Objectif A:
Recopiez mot pour mot, dans le texte sur Donald Marshall Jr., tout ce qui va de « Donald Marshall est » jusqu'à « à des mineurs. ».

------------

Donald Marshall Jr., chef mi’kmaq, activiste, reconnu coupable à tort de meurtre (né le 13 septembre 1953 à Sydney en Nouvelle-Écosse; décédé le 6 août 2009 à Sydney en Nouvelle-Écosse). L’emprisonnement de Donald Marshall Jr. (de 1971 à 1982) est devenu l’une des affaires les plus controversées de l’histoire du système de justice pénale du Canada. Il a été la première victime très médiatisée de condamnation pour meurtre injustifiée à voir sa condamnation annulée, ce qui a ouvert la voie à plusieurs autres comme David Milgaard et Guy Paul Morin (voir Affaire David Milgaard; Affaire Guy Paul Morin). Dans les années 1990, Donald Marshall a également été une figure centrale dans l’importante affaire concernant les droits issus de traités relatifs à la chasse et à la pêche portée devant la Cour suprême du Canada.
Jeunesse
Donald Marshall fils naît sur la réserve Membertou au Cap-Breton en Nouvelle-Écosse. Il est l’aîné des 13 enfants de Donald Sr. et Caroline Marshall. Son père est grand chef honoraire de la Nation Mi’kmaq.
Donald Marshall est un jeune rebelle. Il s’attire des ennuis après avoir été envoyé dans une école non autochtone. À 15 ans, il est expulsé de l’école pour avoir frappé un enseignant. Il se joint ensuite au Shipyard Gang de Membertou, une bande composée d’adolescents qui quêtent de l’argent et commettent de petits vols. Donald Marshall devient connu de la police pour son comportement délinquant, mais il n’est pas considéré comme étant violent. À 17 ans, il est condamné à quatre mois de prison de comté pour avoir donné de l’alcool à des mineurs.
Meurtre de Sandy Seale
Dans la nuit du vendredi 28 mai 1971, Donald Marshall rencontre par hasard une de ses connaissances dans le parc Wentworth à Sydney. Il s’agit de Sandy Seale, une jeune noire de 17 ans. Les adolescents croisent ensuite deux hommes, Roy Ebsary et Jimmy MacNeil. Il s’ensuit une confrontation au cours de laquelle Roy Ebsary poignarde Sandy Seale à l’estomac et entaille le bras de Donald Marshall. Tous prennent fuite, laissant derrière Sandy Seale en sang au sol. Donald Marshall revient peu après et aide à appeler une ambulance. Sandy Seale meurt à l’hôpital le lendemain.
Les agents du service de police de Sydney ont peu d’expérience ou de formation en matière d’enquête sur les homicides. Ils refusent l’offre d’aide de la Gendarmerie royale du Canada (GRC). Aucune autopsie n’est pratiquée sur le corps de la victime. La scène de crime n’est ni sécurisée ni photographiée. Une recherche sommaire ne permet de trouver que très peu de preuves. L’arme du crime n’est pas retrouvée.

------------

Objectif B:
Reprenez uniquement les entrées, du tout début jusqu'à la ligne qui contient « ma200-line [3,156,414,225] » incluse, en remplaçant « volume-bar » par « barre-de-volume » et sans rien changer d'autre.

------------

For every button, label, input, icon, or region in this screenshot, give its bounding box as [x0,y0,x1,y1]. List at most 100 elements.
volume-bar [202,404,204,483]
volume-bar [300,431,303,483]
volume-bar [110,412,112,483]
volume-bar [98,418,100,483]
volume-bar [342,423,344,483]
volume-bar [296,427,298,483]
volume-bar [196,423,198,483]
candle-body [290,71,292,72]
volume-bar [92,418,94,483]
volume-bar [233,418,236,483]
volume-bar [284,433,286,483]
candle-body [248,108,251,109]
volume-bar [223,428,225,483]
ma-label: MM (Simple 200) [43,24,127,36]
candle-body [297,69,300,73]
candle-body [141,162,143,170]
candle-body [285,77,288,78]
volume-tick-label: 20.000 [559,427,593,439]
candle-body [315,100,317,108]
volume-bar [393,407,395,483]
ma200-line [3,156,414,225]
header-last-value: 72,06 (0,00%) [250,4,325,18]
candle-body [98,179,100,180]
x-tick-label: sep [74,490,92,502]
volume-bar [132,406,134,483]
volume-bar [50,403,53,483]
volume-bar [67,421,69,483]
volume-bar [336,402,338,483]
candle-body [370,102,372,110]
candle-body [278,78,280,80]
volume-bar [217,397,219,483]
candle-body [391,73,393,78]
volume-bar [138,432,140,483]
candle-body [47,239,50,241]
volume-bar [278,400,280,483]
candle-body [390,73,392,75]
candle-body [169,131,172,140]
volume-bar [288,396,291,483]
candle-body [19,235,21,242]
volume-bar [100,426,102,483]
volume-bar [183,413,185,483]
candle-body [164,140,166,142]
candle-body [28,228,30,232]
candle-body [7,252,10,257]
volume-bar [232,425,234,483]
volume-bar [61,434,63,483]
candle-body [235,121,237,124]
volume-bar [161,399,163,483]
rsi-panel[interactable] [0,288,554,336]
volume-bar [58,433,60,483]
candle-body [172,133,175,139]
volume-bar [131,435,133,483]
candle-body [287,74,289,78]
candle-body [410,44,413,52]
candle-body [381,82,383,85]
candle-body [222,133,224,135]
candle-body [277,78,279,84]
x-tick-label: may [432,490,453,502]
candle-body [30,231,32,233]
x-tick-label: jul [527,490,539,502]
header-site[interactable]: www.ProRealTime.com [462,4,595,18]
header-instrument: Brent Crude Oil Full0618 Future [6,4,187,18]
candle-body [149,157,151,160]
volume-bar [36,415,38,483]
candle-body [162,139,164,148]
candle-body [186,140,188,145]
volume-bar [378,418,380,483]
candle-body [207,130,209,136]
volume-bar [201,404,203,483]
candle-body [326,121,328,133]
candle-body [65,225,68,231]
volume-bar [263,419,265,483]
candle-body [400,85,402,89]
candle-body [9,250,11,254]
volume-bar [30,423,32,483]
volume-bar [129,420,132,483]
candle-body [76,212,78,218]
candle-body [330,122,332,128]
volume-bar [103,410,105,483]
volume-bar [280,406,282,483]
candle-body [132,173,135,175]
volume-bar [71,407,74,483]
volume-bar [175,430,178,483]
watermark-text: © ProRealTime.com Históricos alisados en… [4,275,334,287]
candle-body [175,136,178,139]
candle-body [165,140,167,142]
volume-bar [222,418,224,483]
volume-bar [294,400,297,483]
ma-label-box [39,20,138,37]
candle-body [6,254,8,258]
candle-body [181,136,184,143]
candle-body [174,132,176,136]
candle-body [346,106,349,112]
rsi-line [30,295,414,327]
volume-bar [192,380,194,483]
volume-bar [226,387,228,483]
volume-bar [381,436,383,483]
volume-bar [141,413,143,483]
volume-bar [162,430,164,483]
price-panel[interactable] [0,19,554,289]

------------

Réponse écrite A:
Donald Marshall est un jeune rebelle. Il s’attire des ennuis après avoir été envoyé dans une école non autochtone. À 15 ans, il est expulsé de l’école pour avoir frappé un enseignant. Il se joint ensuite au Shipyard Gang de Membertou, une bande composée d’adolescents qui quêtent de l’argent et commettent de petits vols. Donald Marshall devient connu de la police pour son comportement délinquant, mais il n’est pas considéré comme étant violent. À 17 ans, il est condamné à quatre mois de prison de comté pour avoir donné de l’alcool à des mineurs.

Réponse écrite B:
For every button, label, input, icon, or region in this screenshot, give its bounding box as [x0,y0,x1,y1]. List at most 100 elements.
barre-de-volume [202,404,204,483]
barre-de-volume [300,431,303,483]
barre-de-volume [110,412,112,483]
barre-de-volume [98,418,100,483]
barre-de-volume [342,423,344,483]
barre-de-volume [296,427,298,483]
barre-de-volume [196,423,198,483]
candle-body [290,71,292,72]
barre-de-volume [92,418,94,483]
barre-de-volume [233,418,236,483]
barre-de-volume [284,433,286,483]
candle-body [248,108,251,109]
barre-de-volume [223,428,225,483]
ma-label: MM (Simple 200) [43,24,127,36]
candle-body [297,69,300,73]
candle-body [141,162,143,170]
candle-body [285,77,288,78]
volume-tick-label: 20.000 [559,427,593,439]
candle-body [315,100,317,108]
barre-de-volume [393,407,395,483]
ma200-line [3,156,414,225]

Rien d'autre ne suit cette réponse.